- WHAT IS REQUIRED -
Look through the data for the string "JSON". Copy every line where it is found.

[Dataset listings of figures]
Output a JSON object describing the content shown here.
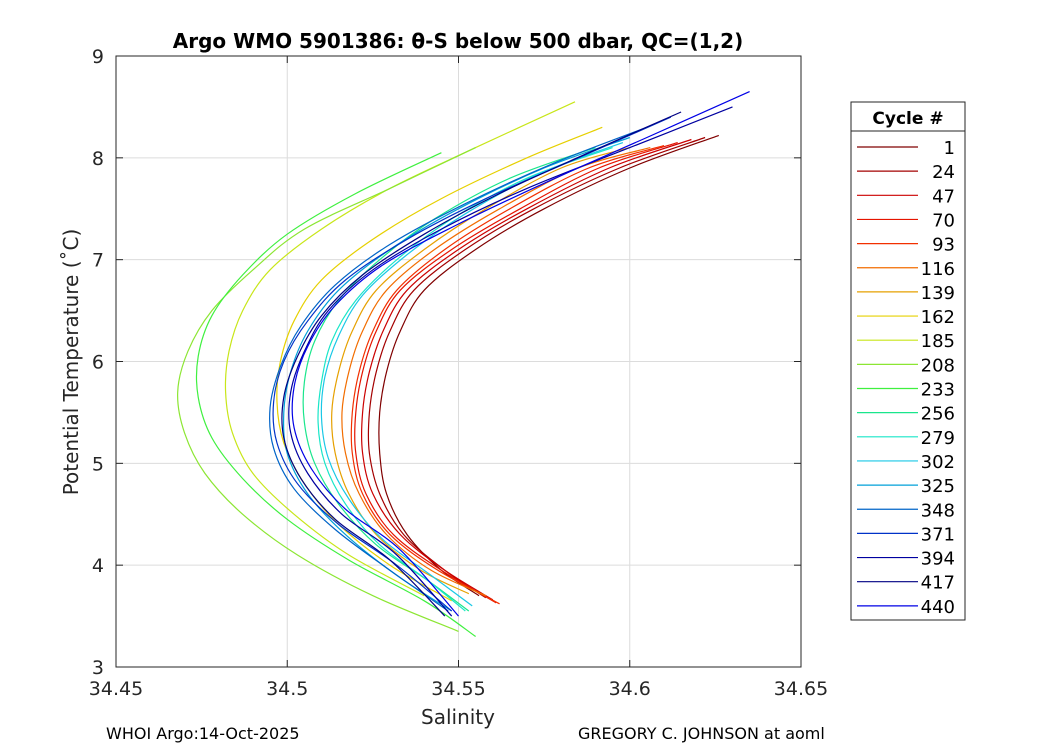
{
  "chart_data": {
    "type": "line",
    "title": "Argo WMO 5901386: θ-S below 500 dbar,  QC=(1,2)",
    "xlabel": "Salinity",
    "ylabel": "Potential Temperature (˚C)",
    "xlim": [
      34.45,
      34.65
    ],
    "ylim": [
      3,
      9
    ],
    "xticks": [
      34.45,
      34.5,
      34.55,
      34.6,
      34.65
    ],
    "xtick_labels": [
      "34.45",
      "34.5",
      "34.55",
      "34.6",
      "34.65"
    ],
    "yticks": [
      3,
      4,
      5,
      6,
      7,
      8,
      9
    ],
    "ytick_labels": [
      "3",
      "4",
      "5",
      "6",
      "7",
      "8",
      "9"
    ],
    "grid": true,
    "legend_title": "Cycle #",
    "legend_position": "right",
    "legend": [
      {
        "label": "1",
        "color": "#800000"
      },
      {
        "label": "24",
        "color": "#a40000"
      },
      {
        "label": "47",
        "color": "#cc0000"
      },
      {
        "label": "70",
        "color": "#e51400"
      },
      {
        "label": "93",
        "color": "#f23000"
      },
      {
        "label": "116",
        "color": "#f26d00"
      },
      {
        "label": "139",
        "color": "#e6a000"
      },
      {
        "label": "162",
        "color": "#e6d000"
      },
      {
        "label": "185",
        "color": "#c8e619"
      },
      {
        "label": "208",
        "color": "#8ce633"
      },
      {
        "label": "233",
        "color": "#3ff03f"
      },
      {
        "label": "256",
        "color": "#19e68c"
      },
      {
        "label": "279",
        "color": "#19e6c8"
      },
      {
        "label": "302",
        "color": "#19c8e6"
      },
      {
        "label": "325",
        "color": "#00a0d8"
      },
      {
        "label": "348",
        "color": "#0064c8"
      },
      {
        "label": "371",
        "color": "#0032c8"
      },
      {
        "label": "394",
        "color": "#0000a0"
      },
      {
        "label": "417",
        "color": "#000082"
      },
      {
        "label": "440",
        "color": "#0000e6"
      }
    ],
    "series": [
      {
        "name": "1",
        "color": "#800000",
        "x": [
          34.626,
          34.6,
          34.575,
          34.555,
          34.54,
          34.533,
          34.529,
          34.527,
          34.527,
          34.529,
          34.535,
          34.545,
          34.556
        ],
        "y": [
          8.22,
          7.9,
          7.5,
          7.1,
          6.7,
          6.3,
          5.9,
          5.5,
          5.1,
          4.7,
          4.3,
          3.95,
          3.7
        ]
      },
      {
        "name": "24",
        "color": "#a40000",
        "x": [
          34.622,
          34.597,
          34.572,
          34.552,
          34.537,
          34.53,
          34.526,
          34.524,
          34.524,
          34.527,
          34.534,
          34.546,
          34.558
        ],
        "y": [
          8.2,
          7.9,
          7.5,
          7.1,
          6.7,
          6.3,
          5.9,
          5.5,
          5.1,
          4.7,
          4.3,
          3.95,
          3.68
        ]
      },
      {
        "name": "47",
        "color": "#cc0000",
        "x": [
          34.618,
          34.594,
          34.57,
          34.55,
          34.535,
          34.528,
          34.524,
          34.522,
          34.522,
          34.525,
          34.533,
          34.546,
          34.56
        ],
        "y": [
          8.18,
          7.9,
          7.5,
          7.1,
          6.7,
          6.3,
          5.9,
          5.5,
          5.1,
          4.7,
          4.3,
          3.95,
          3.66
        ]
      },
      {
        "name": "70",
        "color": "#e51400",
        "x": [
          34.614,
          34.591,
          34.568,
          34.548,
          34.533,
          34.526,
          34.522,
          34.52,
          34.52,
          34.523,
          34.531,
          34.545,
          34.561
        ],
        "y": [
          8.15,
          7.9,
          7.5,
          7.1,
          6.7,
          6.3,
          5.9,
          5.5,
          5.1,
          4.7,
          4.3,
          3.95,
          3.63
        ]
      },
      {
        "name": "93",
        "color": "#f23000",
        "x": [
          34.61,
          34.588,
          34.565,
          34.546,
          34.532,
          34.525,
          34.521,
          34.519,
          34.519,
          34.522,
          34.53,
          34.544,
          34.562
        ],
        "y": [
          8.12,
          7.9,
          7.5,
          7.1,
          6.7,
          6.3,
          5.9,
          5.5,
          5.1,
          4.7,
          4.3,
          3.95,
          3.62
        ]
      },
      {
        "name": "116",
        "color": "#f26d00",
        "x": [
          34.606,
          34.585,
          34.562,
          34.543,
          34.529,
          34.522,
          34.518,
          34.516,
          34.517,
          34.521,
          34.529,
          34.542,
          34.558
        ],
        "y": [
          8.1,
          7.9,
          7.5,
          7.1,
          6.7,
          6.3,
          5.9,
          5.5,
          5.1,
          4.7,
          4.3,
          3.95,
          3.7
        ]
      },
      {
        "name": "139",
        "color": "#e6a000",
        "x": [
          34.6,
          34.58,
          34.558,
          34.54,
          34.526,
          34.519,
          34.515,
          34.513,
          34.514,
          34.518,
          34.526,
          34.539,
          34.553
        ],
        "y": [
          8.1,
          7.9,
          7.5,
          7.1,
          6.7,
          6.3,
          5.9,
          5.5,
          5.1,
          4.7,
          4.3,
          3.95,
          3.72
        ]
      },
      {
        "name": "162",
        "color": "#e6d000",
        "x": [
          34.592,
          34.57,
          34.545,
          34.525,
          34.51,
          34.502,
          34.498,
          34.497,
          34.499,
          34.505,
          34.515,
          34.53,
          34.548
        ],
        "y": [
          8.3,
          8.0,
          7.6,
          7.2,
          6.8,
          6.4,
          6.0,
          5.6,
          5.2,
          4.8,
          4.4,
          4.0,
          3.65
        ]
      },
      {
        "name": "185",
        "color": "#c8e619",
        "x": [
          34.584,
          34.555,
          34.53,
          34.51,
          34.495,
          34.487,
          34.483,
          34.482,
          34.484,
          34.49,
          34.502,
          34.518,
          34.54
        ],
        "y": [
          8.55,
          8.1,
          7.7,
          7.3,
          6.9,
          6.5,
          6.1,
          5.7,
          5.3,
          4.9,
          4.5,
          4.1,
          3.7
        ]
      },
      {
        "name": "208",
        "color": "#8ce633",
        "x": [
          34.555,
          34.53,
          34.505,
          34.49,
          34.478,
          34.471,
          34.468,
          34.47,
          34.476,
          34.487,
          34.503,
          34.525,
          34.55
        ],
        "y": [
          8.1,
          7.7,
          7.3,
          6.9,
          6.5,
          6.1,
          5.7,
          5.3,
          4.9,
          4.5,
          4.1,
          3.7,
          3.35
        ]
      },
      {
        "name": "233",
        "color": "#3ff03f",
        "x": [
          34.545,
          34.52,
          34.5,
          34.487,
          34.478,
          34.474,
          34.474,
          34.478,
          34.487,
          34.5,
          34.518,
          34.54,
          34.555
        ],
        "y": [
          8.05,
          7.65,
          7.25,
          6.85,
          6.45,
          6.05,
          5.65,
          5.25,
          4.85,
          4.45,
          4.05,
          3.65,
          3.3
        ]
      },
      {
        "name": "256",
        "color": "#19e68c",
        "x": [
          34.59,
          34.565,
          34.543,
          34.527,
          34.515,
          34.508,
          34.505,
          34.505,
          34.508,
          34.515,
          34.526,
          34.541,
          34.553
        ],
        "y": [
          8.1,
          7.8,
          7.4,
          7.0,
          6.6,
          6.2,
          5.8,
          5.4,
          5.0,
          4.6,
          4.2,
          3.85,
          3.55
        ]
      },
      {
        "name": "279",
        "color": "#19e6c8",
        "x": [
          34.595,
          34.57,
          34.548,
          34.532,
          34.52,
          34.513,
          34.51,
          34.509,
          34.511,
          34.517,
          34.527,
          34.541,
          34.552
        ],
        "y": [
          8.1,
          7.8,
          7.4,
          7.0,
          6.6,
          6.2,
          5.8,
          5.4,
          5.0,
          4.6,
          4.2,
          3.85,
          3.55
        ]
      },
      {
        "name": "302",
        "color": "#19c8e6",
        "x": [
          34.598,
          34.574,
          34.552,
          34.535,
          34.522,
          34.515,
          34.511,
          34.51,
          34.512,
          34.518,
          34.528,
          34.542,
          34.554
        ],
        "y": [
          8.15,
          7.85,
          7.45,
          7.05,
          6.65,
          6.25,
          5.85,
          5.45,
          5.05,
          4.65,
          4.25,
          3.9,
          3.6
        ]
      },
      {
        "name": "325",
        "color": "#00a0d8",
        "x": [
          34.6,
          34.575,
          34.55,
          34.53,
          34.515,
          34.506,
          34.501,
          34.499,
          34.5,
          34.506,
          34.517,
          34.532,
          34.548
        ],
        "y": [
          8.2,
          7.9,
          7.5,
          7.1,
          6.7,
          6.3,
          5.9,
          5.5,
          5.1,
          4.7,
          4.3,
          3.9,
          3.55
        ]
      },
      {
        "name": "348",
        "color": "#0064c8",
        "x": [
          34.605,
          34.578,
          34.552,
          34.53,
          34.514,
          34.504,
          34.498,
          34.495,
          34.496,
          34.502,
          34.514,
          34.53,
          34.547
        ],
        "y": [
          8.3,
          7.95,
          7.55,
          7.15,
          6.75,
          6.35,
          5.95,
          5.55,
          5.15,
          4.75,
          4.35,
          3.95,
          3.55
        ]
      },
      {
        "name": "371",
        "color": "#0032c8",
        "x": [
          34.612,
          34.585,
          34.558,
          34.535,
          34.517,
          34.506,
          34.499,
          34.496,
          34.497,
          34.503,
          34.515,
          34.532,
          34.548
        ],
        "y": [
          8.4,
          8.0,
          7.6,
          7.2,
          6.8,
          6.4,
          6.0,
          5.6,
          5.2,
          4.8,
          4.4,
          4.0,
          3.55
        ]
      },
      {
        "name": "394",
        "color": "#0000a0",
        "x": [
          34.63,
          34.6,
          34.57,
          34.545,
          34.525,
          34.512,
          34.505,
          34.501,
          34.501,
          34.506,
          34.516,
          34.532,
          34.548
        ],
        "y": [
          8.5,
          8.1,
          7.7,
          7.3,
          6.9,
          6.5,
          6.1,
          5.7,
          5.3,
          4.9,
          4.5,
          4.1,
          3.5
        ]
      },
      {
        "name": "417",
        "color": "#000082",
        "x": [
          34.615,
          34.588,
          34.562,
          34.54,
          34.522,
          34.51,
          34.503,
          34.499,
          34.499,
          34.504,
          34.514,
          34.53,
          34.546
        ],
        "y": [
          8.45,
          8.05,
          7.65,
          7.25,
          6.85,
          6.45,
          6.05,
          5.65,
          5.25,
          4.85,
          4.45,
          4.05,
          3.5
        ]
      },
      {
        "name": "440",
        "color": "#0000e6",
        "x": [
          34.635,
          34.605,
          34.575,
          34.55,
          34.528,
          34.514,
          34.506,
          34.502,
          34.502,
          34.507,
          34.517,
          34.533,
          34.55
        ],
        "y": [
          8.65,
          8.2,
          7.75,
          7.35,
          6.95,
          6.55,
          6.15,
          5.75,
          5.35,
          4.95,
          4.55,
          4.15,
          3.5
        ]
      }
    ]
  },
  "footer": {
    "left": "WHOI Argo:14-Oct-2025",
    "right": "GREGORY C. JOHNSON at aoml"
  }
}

---

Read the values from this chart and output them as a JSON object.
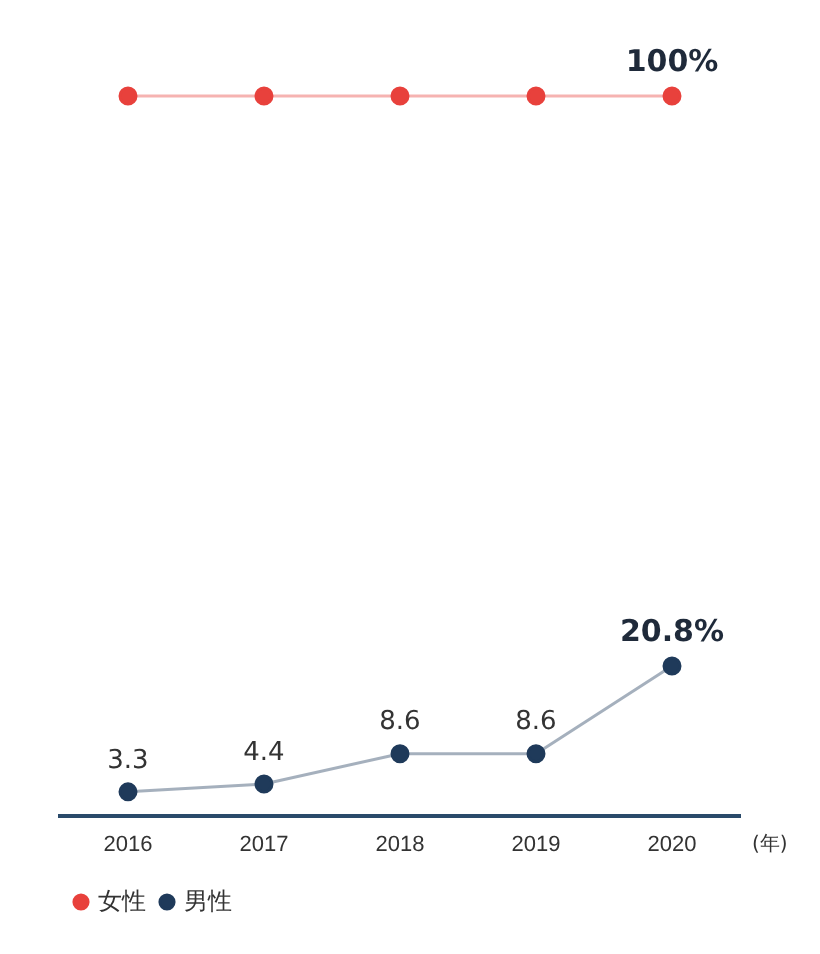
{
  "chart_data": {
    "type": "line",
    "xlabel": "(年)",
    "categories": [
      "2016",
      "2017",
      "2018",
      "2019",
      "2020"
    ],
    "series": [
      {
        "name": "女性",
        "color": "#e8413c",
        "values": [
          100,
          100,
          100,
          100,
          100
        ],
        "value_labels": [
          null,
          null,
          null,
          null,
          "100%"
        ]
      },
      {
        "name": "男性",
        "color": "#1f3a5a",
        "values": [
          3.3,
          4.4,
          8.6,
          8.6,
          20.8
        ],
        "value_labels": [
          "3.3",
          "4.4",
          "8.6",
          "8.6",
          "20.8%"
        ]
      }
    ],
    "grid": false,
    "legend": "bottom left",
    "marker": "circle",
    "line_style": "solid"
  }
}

==

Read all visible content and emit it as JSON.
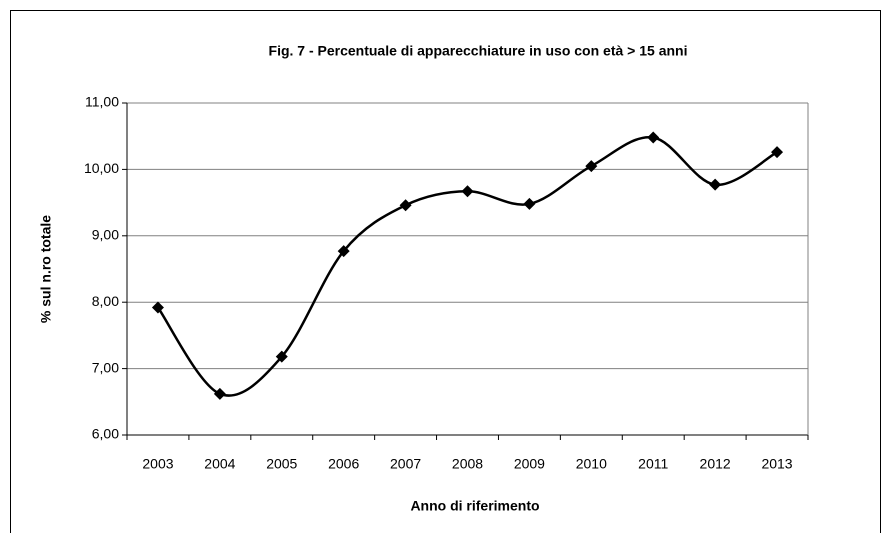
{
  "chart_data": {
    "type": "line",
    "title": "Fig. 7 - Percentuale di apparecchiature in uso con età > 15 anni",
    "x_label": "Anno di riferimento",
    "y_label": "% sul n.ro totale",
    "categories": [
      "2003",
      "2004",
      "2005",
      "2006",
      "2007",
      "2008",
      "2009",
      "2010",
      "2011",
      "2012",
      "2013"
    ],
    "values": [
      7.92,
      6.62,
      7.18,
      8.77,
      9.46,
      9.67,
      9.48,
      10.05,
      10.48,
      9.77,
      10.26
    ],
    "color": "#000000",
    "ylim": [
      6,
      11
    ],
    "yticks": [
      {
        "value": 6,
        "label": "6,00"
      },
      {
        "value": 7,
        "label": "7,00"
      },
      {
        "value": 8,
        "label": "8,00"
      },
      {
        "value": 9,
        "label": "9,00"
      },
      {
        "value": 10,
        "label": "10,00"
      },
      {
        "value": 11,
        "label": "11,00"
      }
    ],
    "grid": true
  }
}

- EXERCISE ANSWER -
Output a JSON object describing the content shown here.
Read the values from this chart and output them as a JSON object.
Read all visible content and emit it as JSON.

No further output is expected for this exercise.